**Directive:** Return all entries precisely as they stand, without the images.

Collected data entries:
· · · · · · ·
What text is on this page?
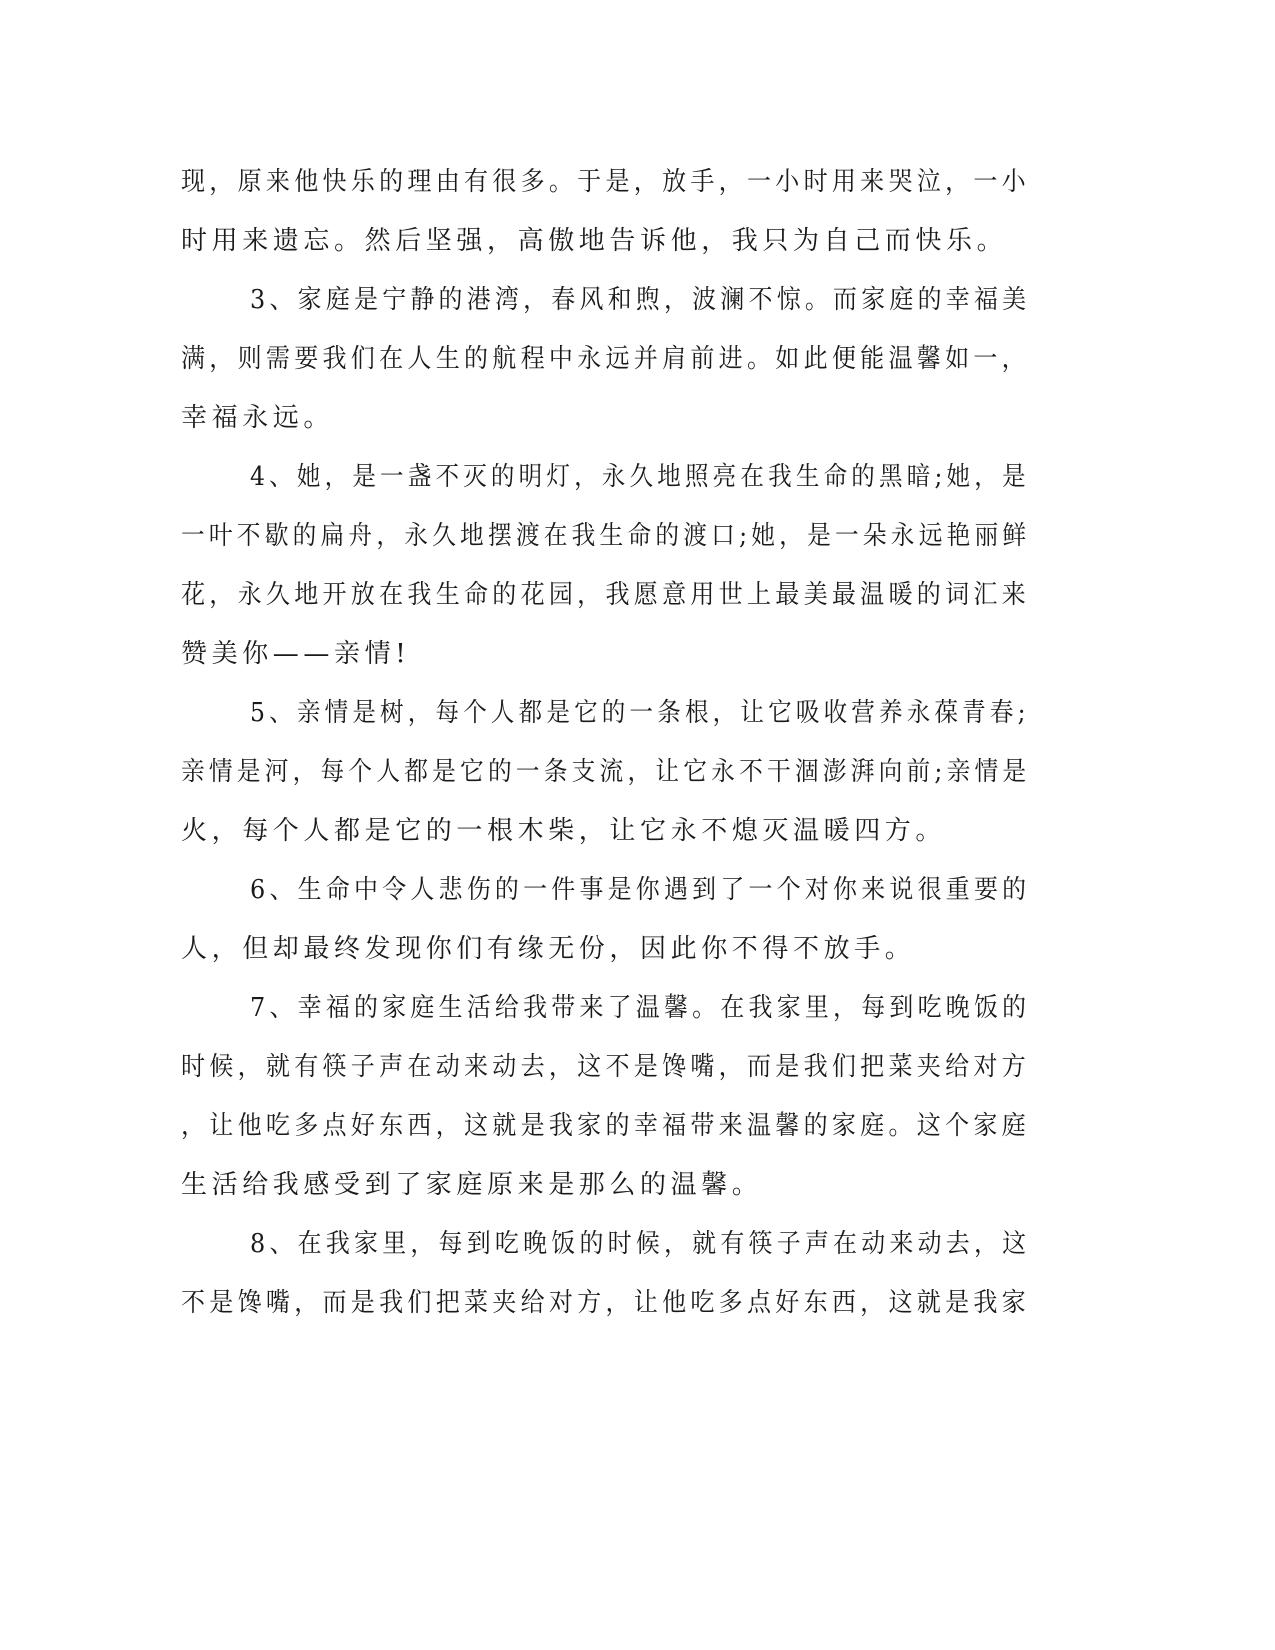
现，原来他快乐的理由有很多。于是，放手，一小时用来哭泣，一小
时用来遗忘。然后坚强，高傲地告诉他，我只为自己而快乐。
3、家庭是宁静的港湾，春风和煦，波澜不惊。而家庭的幸福美
满，则需要我们在人生的航程中永远并肩前进。如此便能温馨如一，
幸福永远。
4、她，是一盏不灭的明灯，永久地照亮在我生命的黑暗;她，是
一叶不歇的扁舟，永久地摆渡在我生命的渡口;她，是一朵永远艳丽鲜
花，永久地开放在我生命的花园，我愿意用世上最美最温暖的词汇来
赞美你——亲情!
5、亲情是树，每个人都是它的一条根，让它吸收营养永葆青春;
亲情是河，每个人都是它的一条支流，让它永不干涸澎湃向前;亲情是
火，每个人都是它的一根木柴，让它永不熄灭温暖四方。
6、生命中令人悲伤的一件事是你遇到了一个对你来说很重要的
人，但却最终发现你们有缘无份，因此你不得不放手。
7、幸福的家庭生活给我带来了温馨。在我家里，每到吃晚饭的
时候，就有筷子声在动来动去，这不是馋嘴，而是我们把菜夹给对方
，让他吃多点好东西，这就是我家的幸福带来温馨的家庭。这个家庭
生活给我感受到了家庭原来是那么的温馨。
8、在我家里，每到吃晚饭的时候，就有筷子声在动来动去，这
不是馋嘴，而是我们把菜夹给对方，让他吃多点好东西，这就是我家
· · · · · · ·
**Answer to the exercise:**
What text is on this page?
现，原来他快乐的理由有很多。于是，放手，一小时用来哭泣，一小
时用来遗忘。然后坚强，高傲地告诉他，我只为自己而快乐。
3、家庭是宁静的港湾，春风和煦，波澜不惊。而家庭的幸福美
满，则需要我们在人生的航程中永远并肩前进。如此便能温馨如一，
幸福永远。
4、她，是一盏不灭的明灯，永久地照亮在我生命的黑暗;她，是
一叶不歇的扁舟，永久地摆渡在我生命的渡口;她，是一朵永远艳丽鲜
花，永久地开放在我生命的花园，我愿意用世上最美最温暖的词汇来
赞美你——亲情!
5、亲情是树，每个人都是它的一条根，让它吸收营养永葆青春;
亲情是河，每个人都是它的一条支流，让它永不干涸澎湃向前;亲情是
火，每个人都是它的一根木柴，让它永不熄灭温暖四方。
6、生命中令人悲伤的一件事是你遇到了一个对你来说很重要的
人，但却最终发现你们有缘无份，因此你不得不放手。
7、幸福的家庭生活给我带来了温馨。在我家里，每到吃晚饭的
时候，就有筷子声在动来动去，这不是馋嘴，而是我们把菜夹给对方
，让他吃多点好东西，这就是我家的幸福带来温馨的家庭。这个家庭
生活给我感受到了家庭原来是那么的温馨。
8、在我家里，每到吃晚饭的时候，就有筷子声在动来动去，这
不是馋嘴，而是我们把菜夹给对方，让他吃多点好东西，这就是我家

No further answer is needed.